▶ **What to produce**:
Find each line holding the word "true" and give the number of such lines, nothing else.

____ Material supplied

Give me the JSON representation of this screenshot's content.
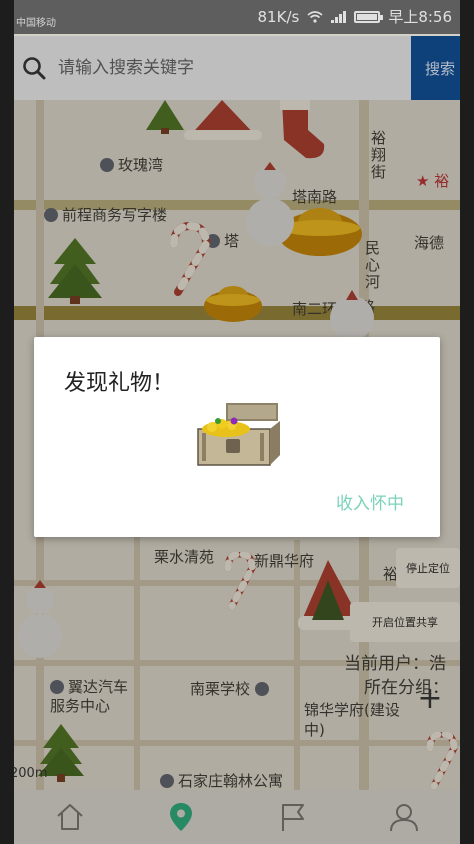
{
  "status_bar": {
    "carrier": "中国移动",
    "network_speed": "81K/s",
    "time": "早上8:56",
    "battery_level": 0.9
  },
  "search": {
    "placeholder": "请输入搜索关键字",
    "button_label": "搜索"
  },
  "map": {
    "labels": {
      "rose_bay": "玫瑰湾",
      "qiancheng_office": "前程商务写字楼",
      "tanan_road": "塔南路",
      "ta": "塔",
      "yuxiang_street": "裕翔街",
      "yu_top": "裕",
      "minxin_river": "民心河",
      "nanerhuan": "南二环",
      "lu": "路",
      "haide": "海德",
      "lishui": "栗水清苑",
      "xinding": "新鼎华府",
      "yida": "翼达汽车服务中心",
      "nanli_school": "南栗学校",
      "jinhua_school": "锦华学府(建设中)",
      "hanlin": "石家庄翰林公寓",
      "yu_bottom": "裕"
    },
    "stop_location_button": "停止定位",
    "start_share_button": "开启位置共享",
    "current_user_label": "当前用户：浩",
    "group_label": "所在分组：",
    "zoom_in": "+",
    "scale": "200m"
  },
  "dialog": {
    "title": "发现礼物！",
    "action_label": "收入怀中",
    "icon": "treasure-chest-icon"
  },
  "bottom_nav": {
    "items": [
      {
        "icon": "home-icon",
        "active": false
      },
      {
        "icon": "location-pin-icon",
        "active": true
      },
      {
        "icon": "flag-icon",
        "active": false
      },
      {
        "icon": "user-icon",
        "active": false
      }
    ],
    "active_color": "#2e9e74"
  }
}
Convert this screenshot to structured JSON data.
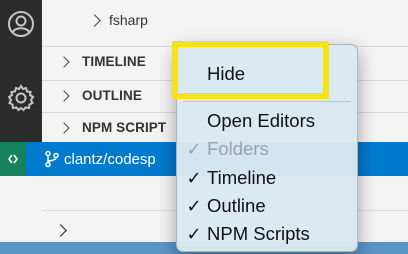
{
  "explorer": {
    "child_item": "fsharp",
    "sections": {
      "timeline": "TIMELINE",
      "outline": "OUTLINE",
      "npm_scripts": "NPM SCRIPT"
    }
  },
  "statusbar": {
    "branch": "clantz/codesp"
  },
  "context_menu": {
    "hide": "Hide",
    "open_editors": "Open Editors",
    "folders": "Folders",
    "timeline": "Timeline",
    "outline": "Outline",
    "npm_scripts": "NPM Scripts",
    "checkmark": "✓",
    "checked": {
      "open_editors": false,
      "folders": true,
      "timeline": true,
      "outline": true,
      "npm_scripts": true
    },
    "disabled": {
      "folders": true
    }
  },
  "colors": {
    "statusbar_bg": "#007acc",
    "remote_bg": "#16825d",
    "highlight": "#f6e21a",
    "activity_bar": "#2c2c2c"
  },
  "icons": {
    "account": "account-icon",
    "settings": "gear-icon",
    "remote": "remote-icon",
    "branch": "git-branch-icon"
  }
}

________

▶ **Exercise response**:
6